• **Data shown**:
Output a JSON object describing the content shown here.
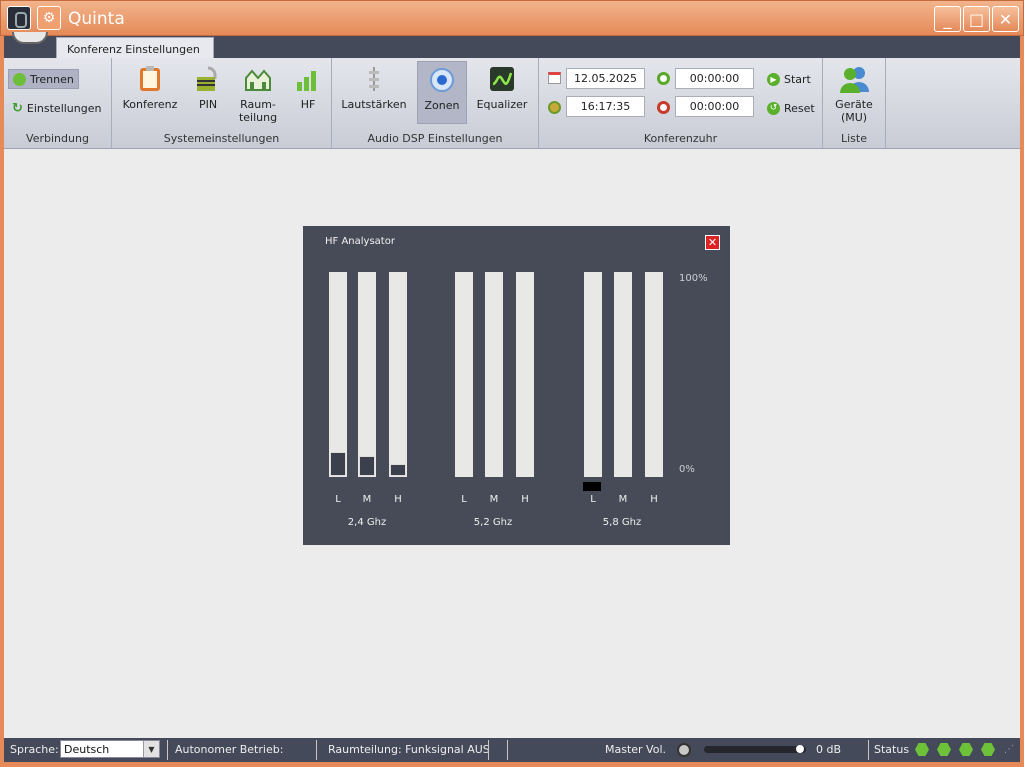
{
  "window": {
    "title": "Quinta",
    "min_symbol": "_",
    "max_symbol": "□",
    "close_symbol": "✕"
  },
  "tabs": [
    {
      "label": "Konferenz Einstellungen",
      "active": true
    }
  ],
  "ribbon": {
    "verbindung": {
      "label": "Verbindung",
      "trennen": "Trennen",
      "einstellungen": "Einstellungen"
    },
    "systemeinstellungen": {
      "label": "Systemeinstellungen",
      "konferenz": "Konferenz",
      "pin": "PIN",
      "raumteilung_1": "Raum-",
      "raumteilung_2": "teilung",
      "hf": "HF"
    },
    "audio_dsp": {
      "label": "Audio DSP Einstellungen",
      "lautstaerken": "Lautstärken",
      "zonen": "Zonen",
      "equalizer": "Equalizer"
    },
    "konferenzuhr": {
      "label": "Konferenzuhr",
      "date": "12.05.2025",
      "time": "16:17:35",
      "timer1": "00:00:00",
      "timer2": "00:00:00",
      "start": "Start",
      "reset": "Reset"
    },
    "liste": {
      "label": "Liste",
      "geraete_1": "Geräte",
      "geraete_2": "(MU)"
    }
  },
  "hf_dialog": {
    "title": "HF Analysator",
    "close": "✕",
    "pct_top": "100%",
    "pct_bottom": "0%",
    "bands": [
      {
        "name": "2,4 Ghz",
        "channels": [
          {
            "label": "L",
            "level": 0.12
          },
          {
            "label": "M",
            "level": 0.1
          },
          {
            "label": "H",
            "level": 0.06
          }
        ]
      },
      {
        "name": "5,2 Ghz",
        "channels": [
          {
            "label": "L",
            "level": 0
          },
          {
            "label": "M",
            "level": 0
          },
          {
            "label": "H",
            "level": 0
          }
        ]
      },
      {
        "name": "5,8 Ghz",
        "channels": [
          {
            "label": "L",
            "level": 0
          },
          {
            "label": "M",
            "level": 0
          },
          {
            "label": "H",
            "level": 0
          }
        ]
      }
    ]
  },
  "statusbar": {
    "sprache_label": "Sprache:",
    "sprache_value": "Deutsch",
    "autonom": "Autonomer Betrieb:",
    "raumteilung": "Raumteilung: Funksignal AUS",
    "master_vol_label": "Master Vol.",
    "master_vol_value": "0 dB",
    "master_vol_level": 0.98,
    "status_label": "Status"
  },
  "colors": {
    "title_bar": "#e58a58",
    "status_ok": "#6dc23a",
    "dialog_bg": "#474a57"
  }
}
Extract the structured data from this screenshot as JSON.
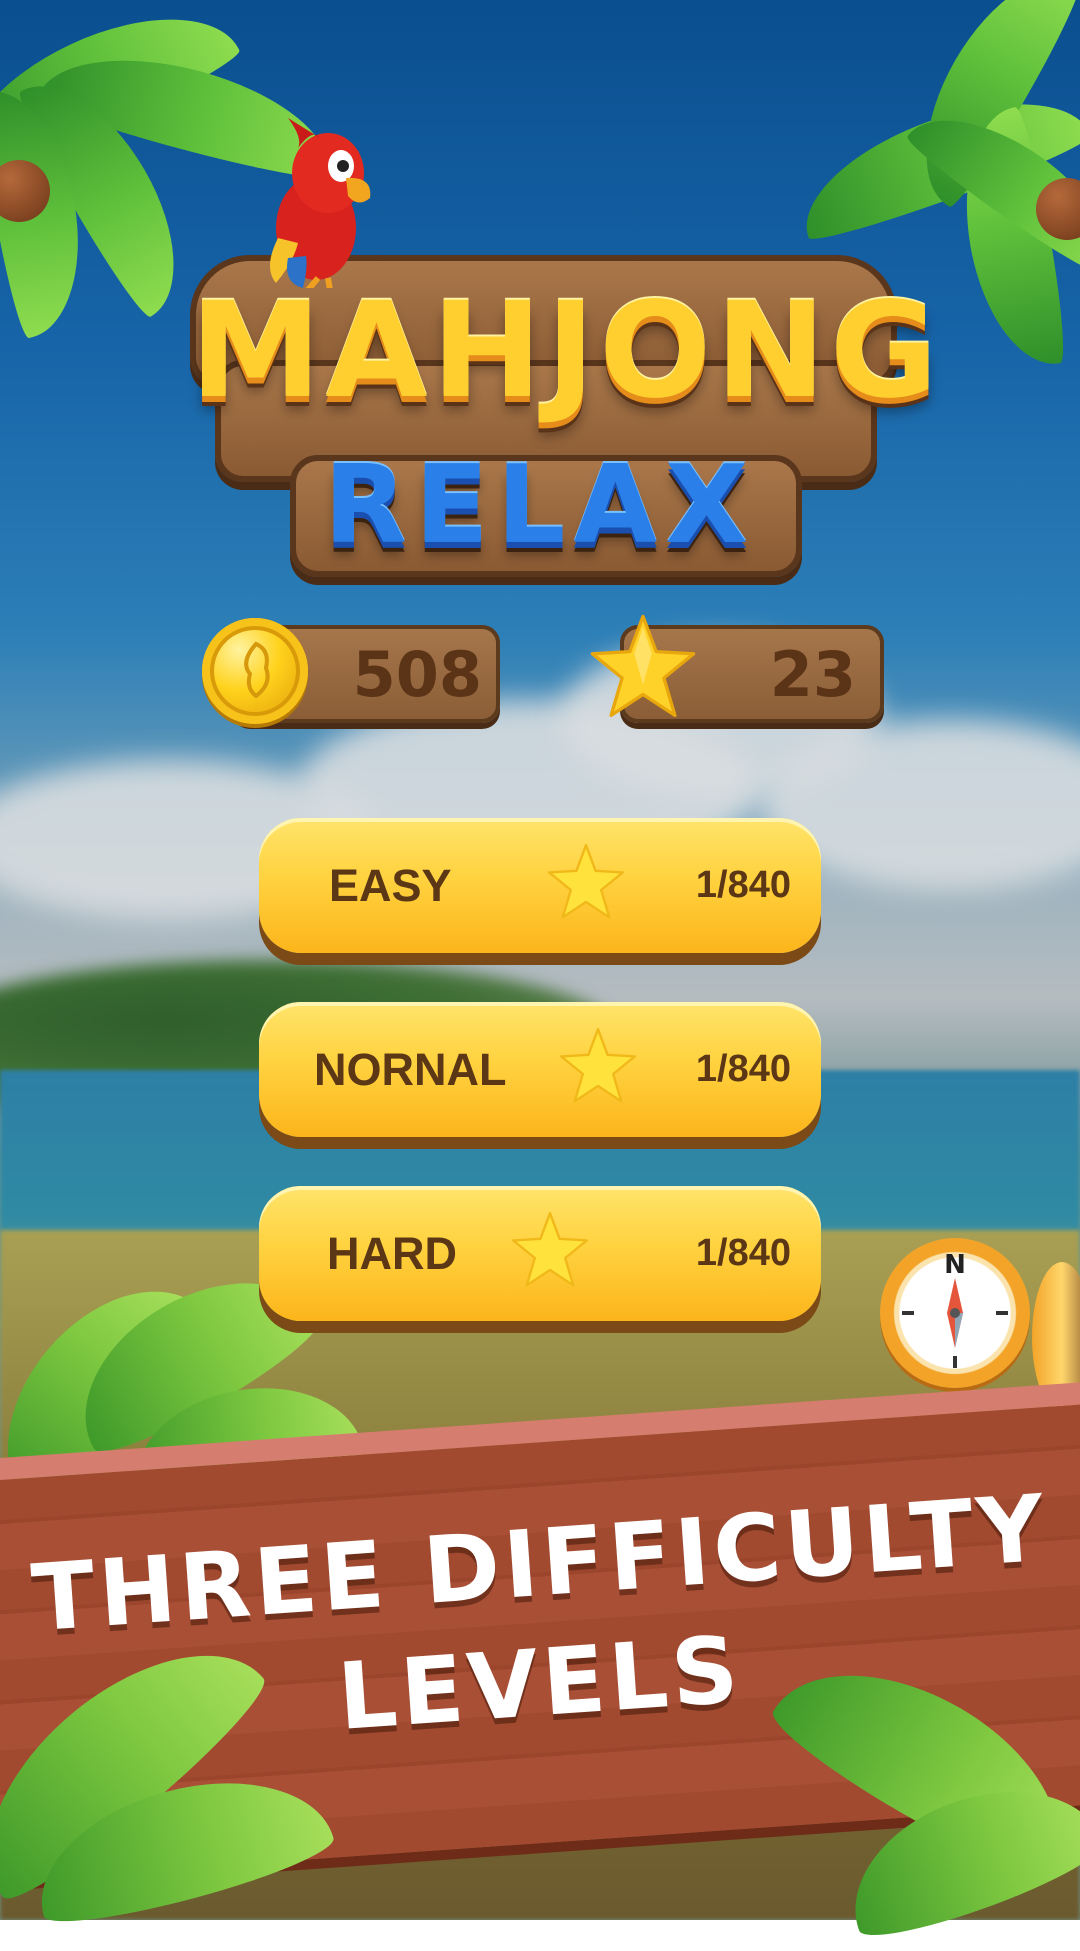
{
  "logo": {
    "title": "MAHJONG",
    "subtitle": "RELAX"
  },
  "counters": {
    "coins": "508",
    "stars": "23"
  },
  "levels": [
    {
      "name": "EASY",
      "progress": "1/840"
    },
    {
      "name": "NORNAL",
      "progress": "1/840"
    },
    {
      "name": "HARD",
      "progress": "1/840"
    }
  ],
  "banner": {
    "line1": "THREE DIFFICULTY",
    "line2": "LEVELS"
  },
  "compass": {
    "north_label": "N"
  },
  "colors": {
    "button": "#ffd23f",
    "button_text": "#5c3716",
    "banner": "#a14a30",
    "title": "#ffcf2f",
    "subtitle": "#2b7fe8"
  }
}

• **Request**: Reproduce the entries above without change, omitting all pictures.

• **Exercise answer**:
Output a JSON object describing the content shown here.
{
  "window": {
    "title": "Quinta",
    "min_symbol": "_",
    "max_symbol": "□",
    "close_symbol": "✕"
  },
  "tabs": [
    {
      "label": "Konferenz Einstellungen",
      "active": true
    }
  ],
  "ribbon": {
    "verbindung": {
      "label": "Verbindung",
      "trennen": "Trennen",
      "einstellungen": "Einstellungen"
    },
    "systemeinstellungen": {
      "label": "Systemeinstellungen",
      "konferenz": "Konferenz",
      "pin": "PIN",
      "raumteilung_1": "Raum-",
      "raumteilung_2": "teilung",
      "hf": "HF"
    },
    "audio_dsp": {
      "label": "Audio DSP Einstellungen",
      "lautstaerken": "Lautstärken",
      "zonen": "Zonen",
      "equalizer": "Equalizer"
    },
    "konferenzuhr": {
      "label": "Konferenzuhr",
      "date": "12.05.2025",
      "time": "16:17:35",
      "timer1": "00:00:00",
      "timer2": "00:00:00",
      "start": "Start",
      "reset": "Reset"
    },
    "liste": {
      "label": "Liste",
      "geraete_1": "Geräte",
      "geraete_2": "(MU)"
    }
  },
  "hf_dialog": {
    "title": "HF Analysator",
    "close": "✕",
    "pct_top": "100%",
    "pct_bottom": "0%",
    "bands": [
      {
        "name": "2,4 Ghz",
        "channels": [
          {
            "label": "L",
            "level": 0.12
          },
          {
            "label": "M",
            "level": 0.1
          },
          {
            "label": "H",
            "level": 0.06
          }
        ]
      },
      {
        "name": "5,2 Ghz",
        "channels": [
          {
            "label": "L",
            "level": 0
          },
          {
            "label": "M",
            "level": 0
          },
          {
            "label": "H",
            "level": 0
          }
        ]
      },
      {
        "name": "5,8 Ghz",
        "channels": [
          {
            "label": "L",
            "level": 0
          },
          {
            "label": "M",
            "level": 0
          },
          {
            "label": "H",
            "level": 0
          }
        ]
      }
    ]
  },
  "statusbar": {
    "sprache_label": "Sprache:",
    "sprache_value": "Deutsch",
    "autonom": "Autonomer Betrieb:",
    "raumteilung": "Raumteilung: Funksignal AUS",
    "master_vol_label": "Master Vol.",
    "master_vol_value": "0 dB",
    "master_vol_level": 0.98,
    "status_label": "Status"
  },
  "colors": {
    "title_bar": "#e58a58",
    "status_ok": "#6dc23a",
    "dialog_bg": "#474a57"
  }
}
Extract the structured data from this screenshot as JSON.
{
  "logo": {
    "title": "MAHJONG",
    "subtitle": "RELAX"
  },
  "counters": {
    "coins": "508",
    "stars": "23"
  },
  "levels": [
    {
      "name": "EASY",
      "progress": "1/840"
    },
    {
      "name": "NORNAL",
      "progress": "1/840"
    },
    {
      "name": "HARD",
      "progress": "1/840"
    }
  ],
  "banner": {
    "line1": "THREE DIFFICULTY",
    "line2": "LEVELS"
  },
  "compass": {
    "north_label": "N"
  },
  "colors": {
    "button": "#ffd23f",
    "button_text": "#5c3716",
    "banner": "#a14a30",
    "title": "#ffcf2f",
    "subtitle": "#2b7fe8"
  }
}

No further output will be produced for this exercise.